Stored records
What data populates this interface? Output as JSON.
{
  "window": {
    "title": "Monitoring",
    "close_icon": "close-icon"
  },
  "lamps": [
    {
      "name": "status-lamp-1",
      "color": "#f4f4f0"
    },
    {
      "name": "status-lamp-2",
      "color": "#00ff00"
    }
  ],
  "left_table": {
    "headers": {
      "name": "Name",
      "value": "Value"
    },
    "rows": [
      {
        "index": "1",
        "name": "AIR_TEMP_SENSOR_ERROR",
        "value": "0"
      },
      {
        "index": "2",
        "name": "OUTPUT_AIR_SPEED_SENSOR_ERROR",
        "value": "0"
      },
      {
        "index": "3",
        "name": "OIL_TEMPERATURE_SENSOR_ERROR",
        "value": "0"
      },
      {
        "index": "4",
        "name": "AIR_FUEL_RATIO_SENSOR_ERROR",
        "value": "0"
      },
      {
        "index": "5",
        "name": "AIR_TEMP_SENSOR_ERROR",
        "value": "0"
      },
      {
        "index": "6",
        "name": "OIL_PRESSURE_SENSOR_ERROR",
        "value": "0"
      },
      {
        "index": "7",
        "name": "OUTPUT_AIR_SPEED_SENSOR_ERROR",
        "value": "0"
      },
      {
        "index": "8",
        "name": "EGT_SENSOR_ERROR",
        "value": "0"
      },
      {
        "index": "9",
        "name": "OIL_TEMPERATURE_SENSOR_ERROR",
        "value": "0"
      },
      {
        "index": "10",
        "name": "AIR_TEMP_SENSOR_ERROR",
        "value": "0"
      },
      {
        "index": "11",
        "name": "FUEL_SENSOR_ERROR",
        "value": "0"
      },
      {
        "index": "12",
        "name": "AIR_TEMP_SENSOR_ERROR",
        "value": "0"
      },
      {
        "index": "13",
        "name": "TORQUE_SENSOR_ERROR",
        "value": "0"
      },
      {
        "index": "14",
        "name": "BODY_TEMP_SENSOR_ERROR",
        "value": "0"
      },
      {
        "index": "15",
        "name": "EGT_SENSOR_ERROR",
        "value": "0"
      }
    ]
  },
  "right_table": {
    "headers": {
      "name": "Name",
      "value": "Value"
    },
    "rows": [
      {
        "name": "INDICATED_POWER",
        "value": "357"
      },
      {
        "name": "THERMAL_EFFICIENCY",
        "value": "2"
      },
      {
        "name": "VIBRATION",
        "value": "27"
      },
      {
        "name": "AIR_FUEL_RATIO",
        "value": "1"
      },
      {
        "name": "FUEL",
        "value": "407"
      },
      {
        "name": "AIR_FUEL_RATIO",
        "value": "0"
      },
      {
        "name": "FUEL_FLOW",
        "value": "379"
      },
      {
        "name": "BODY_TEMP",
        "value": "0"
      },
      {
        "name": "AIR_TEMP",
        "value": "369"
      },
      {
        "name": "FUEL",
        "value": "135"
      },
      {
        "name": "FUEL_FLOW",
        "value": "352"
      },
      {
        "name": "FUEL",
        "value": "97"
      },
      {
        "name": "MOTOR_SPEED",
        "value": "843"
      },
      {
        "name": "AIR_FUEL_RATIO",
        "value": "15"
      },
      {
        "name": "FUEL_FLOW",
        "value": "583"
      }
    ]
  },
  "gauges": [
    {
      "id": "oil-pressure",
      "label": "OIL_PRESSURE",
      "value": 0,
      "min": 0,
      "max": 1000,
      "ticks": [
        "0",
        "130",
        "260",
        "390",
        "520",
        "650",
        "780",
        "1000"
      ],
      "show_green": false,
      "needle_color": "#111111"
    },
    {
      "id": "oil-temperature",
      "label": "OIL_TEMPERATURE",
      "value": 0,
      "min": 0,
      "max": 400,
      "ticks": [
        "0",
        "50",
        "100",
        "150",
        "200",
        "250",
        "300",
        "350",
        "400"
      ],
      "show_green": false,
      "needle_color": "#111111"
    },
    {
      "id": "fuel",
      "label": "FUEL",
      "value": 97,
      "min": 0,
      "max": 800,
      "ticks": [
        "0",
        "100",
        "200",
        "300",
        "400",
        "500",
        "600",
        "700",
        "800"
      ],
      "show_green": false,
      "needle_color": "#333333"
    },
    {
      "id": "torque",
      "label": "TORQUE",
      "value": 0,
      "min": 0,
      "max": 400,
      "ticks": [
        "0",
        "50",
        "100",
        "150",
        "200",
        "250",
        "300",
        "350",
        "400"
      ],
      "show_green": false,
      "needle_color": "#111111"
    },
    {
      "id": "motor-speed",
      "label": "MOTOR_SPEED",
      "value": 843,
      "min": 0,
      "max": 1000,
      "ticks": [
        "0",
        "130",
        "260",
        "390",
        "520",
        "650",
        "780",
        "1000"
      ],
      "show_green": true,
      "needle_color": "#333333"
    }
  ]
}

__GOAL__
Extract each line from the listing above, please, and repeat it exactly.

__ANSWER TO THE EXERCISE__
What data populates this interface? Output as JSON.
{
  "window": {
    "title": "Monitoring",
    "close_icon": "close-icon"
  },
  "lamps": [
    {
      "name": "status-lamp-1",
      "color": "#f4f4f0"
    },
    {
      "name": "status-lamp-2",
      "color": "#00ff00"
    }
  ],
  "left_table": {
    "headers": {
      "name": "Name",
      "value": "Value"
    },
    "rows": [
      {
        "index": "1",
        "name": "AIR_TEMP_SENSOR_ERROR",
        "value": "0"
      },
      {
        "index": "2",
        "name": "OUTPUT_AIR_SPEED_SENSOR_ERROR",
        "value": "0"
      },
      {
        "index": "3",
        "name": "OIL_TEMPERATURE_SENSOR_ERROR",
        "value": "0"
      },
      {
        "index": "4",
        "name": "AIR_FUEL_RATIO_SENSOR_ERROR",
        "value": "0"
      },
      {
        "index": "5",
        "name": "AIR_TEMP_SENSOR_ERROR",
        "value": "0"
      },
      {
        "index": "6",
        "name": "OIL_PRESSURE_SENSOR_ERROR",
        "value": "0"
      },
      {
        "index": "7",
        "name": "OUTPUT_AIR_SPEED_SENSOR_ERROR",
        "value": "0"
      },
      {
        "index": "8",
        "name": "EGT_SENSOR_ERROR",
        "value": "0"
      },
      {
        "index": "9",
        "name": "OIL_TEMPERATURE_SENSOR_ERROR",
        "value": "0"
      },
      {
        "index": "10",
        "name": "AIR_TEMP_SENSOR_ERROR",
        "value": "0"
      },
      {
        "index": "11",
        "name": "FUEL_SENSOR_ERROR",
        "value": "0"
      },
      {
        "index": "12",
        "name": "AIR_TEMP_SENSOR_ERROR",
        "value": "0"
      },
      {
        "index": "13",
        "name": "TORQUE_SENSOR_ERROR",
        "value": "0"
      },
      {
        "index": "14",
        "name": "BODY_TEMP_SENSOR_ERROR",
        "value": "0"
      },
      {
        "index": "15",
        "name": "EGT_SENSOR_ERROR",
        "value": "0"
      }
    ]
  },
  "right_table": {
    "headers": {
      "name": "Name",
      "value": "Value"
    },
    "rows": [
      {
        "name": "INDICATED_POWER",
        "value": "357"
      },
      {
        "name": "THERMAL_EFFICIENCY",
        "value": "2"
      },
      {
        "name": "VIBRATION",
        "value": "27"
      },
      {
        "name": "AIR_FUEL_RATIO",
        "value": "1"
      },
      {
        "name": "FUEL",
        "value": "407"
      },
      {
        "name": "AIR_FUEL_RATIO",
        "value": "0"
      },
      {
        "name": "FUEL_FLOW",
        "value": "379"
      },
      {
        "name": "BODY_TEMP",
        "value": "0"
      },
      {
        "name": "AIR_TEMP",
        "value": "369"
      },
      {
        "name": "FUEL",
        "value": "135"
      },
      {
        "name": "FUEL_FLOW",
        "value": "352"
      },
      {
        "name": "FUEL",
        "value": "97"
      },
      {
        "name": "MOTOR_SPEED",
        "value": "843"
      },
      {
        "name": "AIR_FUEL_RATIO",
        "value": "15"
      },
      {
        "name": "FUEL_FLOW",
        "value": "583"
      }
    ]
  },
  "gauges": [
    {
      "id": "oil-pressure",
      "label": "OIL_PRESSURE",
      "value": 0,
      "min": 0,
      "max": 1000,
      "ticks": [
        "0",
        "130",
        "260",
        "390",
        "520",
        "650",
        "780",
        "1000"
      ],
      "show_green": false,
      "needle_color": "#111111"
    },
    {
      "id": "oil-temperature",
      "label": "OIL_TEMPERATURE",
      "value": 0,
      "min": 0,
      "max": 400,
      "ticks": [
        "0",
        "50",
        "100",
        "150",
        "200",
        "250",
        "300",
        "350",
        "400"
      ],
      "show_green": false,
      "needle_color": "#111111"
    },
    {
      "id": "fuel",
      "label": "FUEL",
      "value": 97,
      "min": 0,
      "max": 800,
      "ticks": [
        "0",
        "100",
        "200",
        "300",
        "400",
        "500",
        "600",
        "700",
        "800"
      ],
      "show_green": false,
      "needle_color": "#333333"
    },
    {
      "id": "torque",
      "label": "TORQUE",
      "value": 0,
      "min": 0,
      "max": 400,
      "ticks": [
        "0",
        "50",
        "100",
        "150",
        "200",
        "250",
        "300",
        "350",
        "400"
      ],
      "show_green": false,
      "needle_color": "#111111"
    },
    {
      "id": "motor-speed",
      "label": "MOTOR_SPEED",
      "value": 843,
      "min": 0,
      "max": 1000,
      "ticks": [
        "0",
        "130",
        "260",
        "390",
        "520",
        "650",
        "780",
        "1000"
      ],
      "show_green": true,
      "needle_color": "#333333"
    }
  ]
}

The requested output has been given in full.